(Saved data entries):
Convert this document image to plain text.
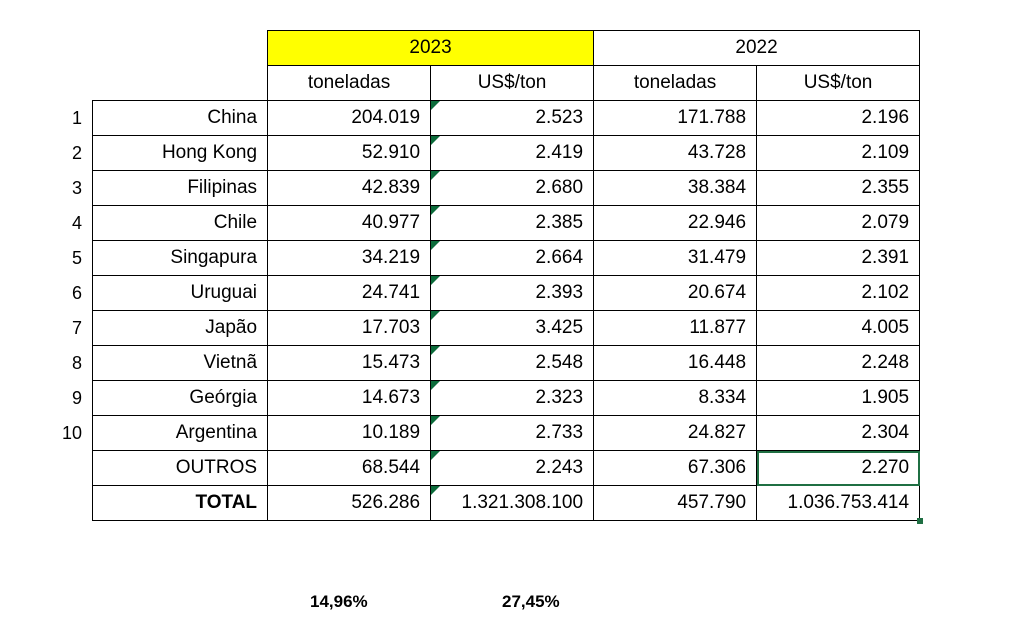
		2023		2022	
		toneladas	US$/ton	toneladas	US$/ton
1	China	204.019	2.523	171.788	2.196
2	Hong Kong	52.910	2.419	43.728	2.109
3	Filipinas	42.839	2.680	38.384	2.355
4	Chile	40.977	2.385	22.946	2.079
5	Singapura	34.219	2.664	31.479	2.391
6	Uruguai	24.741	2.393	20.674	2.102
7	Japão	17.703	3.425	11.877	4.005
8	Vietnã	15.473	2.548	16.448	2.248
9	Geórgia	14.673	2.323	8.334	1.905
10	Argentina	10.189	2.733	24.827	2.304
	OUTROS	68.544	2.243	67.306	2.270

	TOTAL	526.286	1.321.308.100	457.790	1.036.753.414
14,96%	27,45%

(To be done):
Can you repeat every record above exactly, apart from the pictures?

(Problem solution):
Convert this document image to plain text.
		2023		2022	
		toneladas	US$/ton	toneladas	US$/ton
1	China	204.019	2.523	171.788	2.196
2	Hong Kong	52.910	2.419	43.728	2.109
3	Filipinas	42.839	2.680	38.384	2.355
4	Chile	40.977	2.385	22.946	2.079
5	Singapura	34.219	2.664	31.479	2.391
6	Uruguai	24.741	2.393	20.674	2.102
7	Japão	17.703	3.425	11.877	4.005
8	Vietnã	15.473	2.548	16.448	2.248
9	Geórgia	14.673	2.323	8.334	1.905
10	Argentina	10.189	2.733	24.827	2.304
	OUTROS	68.544	2.243	67.306	2.270

	TOTAL	526.286	1.321.308.100	457.790	1.036.753.414
14,96%	27,45%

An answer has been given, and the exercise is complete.